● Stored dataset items
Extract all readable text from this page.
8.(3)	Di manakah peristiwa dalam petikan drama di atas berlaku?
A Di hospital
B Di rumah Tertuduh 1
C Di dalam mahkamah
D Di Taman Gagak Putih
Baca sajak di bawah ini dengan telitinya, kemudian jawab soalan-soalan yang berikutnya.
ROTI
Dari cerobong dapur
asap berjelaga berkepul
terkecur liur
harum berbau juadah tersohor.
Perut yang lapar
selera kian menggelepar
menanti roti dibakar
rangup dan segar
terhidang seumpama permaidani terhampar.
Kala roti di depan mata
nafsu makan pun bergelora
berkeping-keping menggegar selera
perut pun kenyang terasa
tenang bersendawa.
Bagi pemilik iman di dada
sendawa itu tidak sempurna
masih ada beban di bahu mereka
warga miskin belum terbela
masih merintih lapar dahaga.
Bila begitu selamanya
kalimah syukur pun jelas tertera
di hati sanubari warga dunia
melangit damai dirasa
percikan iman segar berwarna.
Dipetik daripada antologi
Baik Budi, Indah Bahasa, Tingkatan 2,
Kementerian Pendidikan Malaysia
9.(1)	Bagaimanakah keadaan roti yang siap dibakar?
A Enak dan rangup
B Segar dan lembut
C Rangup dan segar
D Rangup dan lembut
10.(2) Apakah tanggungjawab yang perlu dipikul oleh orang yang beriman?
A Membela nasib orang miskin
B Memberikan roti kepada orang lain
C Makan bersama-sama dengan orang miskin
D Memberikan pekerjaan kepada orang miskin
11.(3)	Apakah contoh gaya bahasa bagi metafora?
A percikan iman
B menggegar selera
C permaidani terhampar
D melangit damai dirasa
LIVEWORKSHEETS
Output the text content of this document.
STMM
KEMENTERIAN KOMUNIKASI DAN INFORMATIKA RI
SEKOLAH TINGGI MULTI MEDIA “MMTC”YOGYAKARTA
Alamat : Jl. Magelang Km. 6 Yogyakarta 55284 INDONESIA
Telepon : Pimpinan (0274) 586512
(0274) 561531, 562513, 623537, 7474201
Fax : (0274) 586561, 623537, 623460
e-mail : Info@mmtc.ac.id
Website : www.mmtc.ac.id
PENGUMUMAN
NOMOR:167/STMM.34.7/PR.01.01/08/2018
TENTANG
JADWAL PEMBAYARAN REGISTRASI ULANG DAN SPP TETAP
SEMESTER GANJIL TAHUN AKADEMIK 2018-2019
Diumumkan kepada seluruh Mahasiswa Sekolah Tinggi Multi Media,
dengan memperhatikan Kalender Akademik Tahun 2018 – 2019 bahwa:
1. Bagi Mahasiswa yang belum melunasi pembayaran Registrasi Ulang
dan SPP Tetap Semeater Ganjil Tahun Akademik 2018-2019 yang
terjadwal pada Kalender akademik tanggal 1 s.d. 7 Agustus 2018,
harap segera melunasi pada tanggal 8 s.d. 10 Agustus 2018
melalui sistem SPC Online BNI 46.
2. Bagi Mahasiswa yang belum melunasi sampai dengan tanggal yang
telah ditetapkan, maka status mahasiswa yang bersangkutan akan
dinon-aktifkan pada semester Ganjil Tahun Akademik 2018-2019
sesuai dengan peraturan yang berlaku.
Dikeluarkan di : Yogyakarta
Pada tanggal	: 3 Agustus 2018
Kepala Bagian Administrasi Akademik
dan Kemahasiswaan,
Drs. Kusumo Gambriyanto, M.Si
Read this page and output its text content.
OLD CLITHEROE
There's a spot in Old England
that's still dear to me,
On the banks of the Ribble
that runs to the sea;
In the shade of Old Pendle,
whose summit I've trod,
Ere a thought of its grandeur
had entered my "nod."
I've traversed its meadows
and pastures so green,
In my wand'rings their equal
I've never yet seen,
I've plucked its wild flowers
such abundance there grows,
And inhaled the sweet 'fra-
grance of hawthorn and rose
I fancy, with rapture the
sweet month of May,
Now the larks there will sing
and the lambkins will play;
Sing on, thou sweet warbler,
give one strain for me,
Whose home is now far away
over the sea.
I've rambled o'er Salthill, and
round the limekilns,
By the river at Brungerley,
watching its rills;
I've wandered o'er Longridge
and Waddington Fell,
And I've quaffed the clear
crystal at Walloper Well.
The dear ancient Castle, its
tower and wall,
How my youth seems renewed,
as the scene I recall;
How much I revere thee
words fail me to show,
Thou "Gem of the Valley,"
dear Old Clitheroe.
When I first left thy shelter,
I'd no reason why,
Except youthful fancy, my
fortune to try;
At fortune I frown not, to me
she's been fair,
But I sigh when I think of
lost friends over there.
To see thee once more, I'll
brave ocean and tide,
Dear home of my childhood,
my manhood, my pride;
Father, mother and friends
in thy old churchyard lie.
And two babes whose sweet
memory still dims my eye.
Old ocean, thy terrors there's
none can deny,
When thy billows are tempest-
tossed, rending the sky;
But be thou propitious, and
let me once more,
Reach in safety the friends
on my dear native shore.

● Work to complete
Output every record above exactly as it appears.

● Task output
Extract all readable text from this page.
8.(3)	Di manakah peristiwa dalam petikan drama di atas berlaku?
A Di hospital
B Di rumah Tertuduh 1
C Di dalam mahkamah
D Di Taman Gagak Putih
Baca sajak di bawah ini dengan telitinya, kemudian jawab soalan-soalan yang berikutnya.
ROTI
Dari cerobong dapur
asap berjelaga berkepul
terkecur liur
harum berbau juadah tersohor.
Perut yang lapar
selera kian menggelepar
menanti roti dibakar
rangup dan segar
terhidang seumpama permaidani terhampar.
Kala roti di depan mata
nafsu makan pun bergelora
berkeping-keping menggegar selera
perut pun kenyang terasa
tenang bersendawa.
Bagi pemilik iman di dada
sendawa itu tidak sempurna
masih ada beban di bahu mereka
warga miskin belum terbela
masih merintih lapar dahaga.
Bila begitu selamanya
kalimah syukur pun jelas tertera
di hati sanubari warga dunia
melangit damai dirasa
percikan iman segar berwarna.
Dipetik daripada antologi
Baik Budi, Indah Bahasa, Tingkatan 2,
Kementerian Pendidikan Malaysia
9.(1)	Bagaimanakah keadaan roti yang siap dibakar?
A Enak dan rangup
B Segar dan lembut
C Rangup dan segar
D Rangup dan lembut
10.(2) Apakah tanggungjawab yang perlu dipikul oleh orang yang beriman?
A Membela nasib orang miskin
B Memberikan roti kepada orang lain
C Makan bersama-sama dengan orang miskin
D Memberikan pekerjaan kepada orang miskin
11.(3)	Apakah contoh gaya bahasa bagi metafora?
A percikan iman
B menggegar selera
C permaidani terhampar
D melangit damai dirasa
LIVEWORKSHEETS
Output the text content of this document.
STMM
KEMENTERIAN KOMUNIKASI DAN INFORMATIKA RI
SEKOLAH TINGGI MULTI MEDIA “MMTC”YOGYAKARTA
Alamat : Jl. Magelang Km. 6 Yogyakarta 55284 INDONESIA
Telepon : Pimpinan (0274) 586512
(0274) 561531, 562513, 623537, 7474201
Fax : (0274) 586561, 623537, 623460
e-mail : Info@mmtc.ac.id
Website : www.mmtc.ac.id
PENGUMUMAN
NOMOR:167/STMM.34.7/PR.01.01/08/2018
TENTANG
JADWAL PEMBAYARAN REGISTRASI ULANG DAN SPP TETAP
SEMESTER GANJIL TAHUN AKADEMIK 2018-2019
Diumumkan kepada seluruh Mahasiswa Sekolah Tinggi Multi Media,
dengan memperhatikan Kalender Akademik Tahun 2018 – 2019 bahwa:
1. Bagi Mahasiswa yang belum melunasi pembayaran Registrasi Ulang
dan SPP Tetap Semeater Ganjil Tahun Akademik 2018-2019 yang
terjadwal pada Kalender akademik tanggal 1 s.d. 7 Agustus 2018,
harap segera melunasi pada tanggal 8 s.d. 10 Agustus 2018
melalui sistem SPC Online BNI 46.
2. Bagi Mahasiswa yang belum melunasi sampai dengan tanggal yang
telah ditetapkan, maka status mahasiswa yang bersangkutan akan
dinon-aktifkan pada semester Ganjil Tahun Akademik 2018-2019
sesuai dengan peraturan yang berlaku.
Dikeluarkan di : Yogyakarta
Pada tanggal	: 3 Agustus 2018
Kepala Bagian Administrasi Akademik
dan Kemahasiswaan,
Drs. Kusumo Gambriyanto, M.Si
Read this page and output its text content.
OLD CLITHEROE
There's a spot in Old England
that's still dear to me,
On the banks of the Ribble
that runs to the sea;
In the shade of Old Pendle,
whose summit I've trod,
Ere a thought of its grandeur
had entered my "nod."
I've traversed its meadows
and pastures so green,
In my wand'rings their equal
I've never yet seen,
I've plucked its wild flowers
such abundance there grows,
And inhaled the sweet 'fra-
grance of hawthorn and rose
I fancy, with rapture the
sweet month of May,
Now the larks there will sing
and the lambkins will play;
Sing on, thou sweet warbler,
give one strain for me,
Whose home is now far away
over the sea.
I've rambled o'er Salthill, and
round the limekilns,
By the river at Brungerley,
watching its rills;
I've wandered o'er Longridge
and Waddington Fell,
And I've quaffed the clear
crystal at Walloper Well.
The dear ancient Castle, its
tower and wall,
How my youth seems renewed,
as the scene I recall;
How much I revere thee
words fail me to show,
Thou "Gem of the Valley,"
dear Old Clitheroe.
When I first left thy shelter,
I'd no reason why,
Except youthful fancy, my
fortune to try;
At fortune I frown not, to me
she's been fair,
But I sigh when I think of
lost friends over there.
To see thee once more, I'll
brave ocean and tide,
Dear home of my childhood,
my manhood, my pride;
Father, mother and friends
in thy old churchyard lie.
And two babes whose sweet
memory still dims my eye.
Old ocean, thy terrors there's
none can deny,
When thy billows are tempest-
tossed, rending the sky;
But be thou propitious, and
let me once more,
Reach in safety the friends
on my dear native shore.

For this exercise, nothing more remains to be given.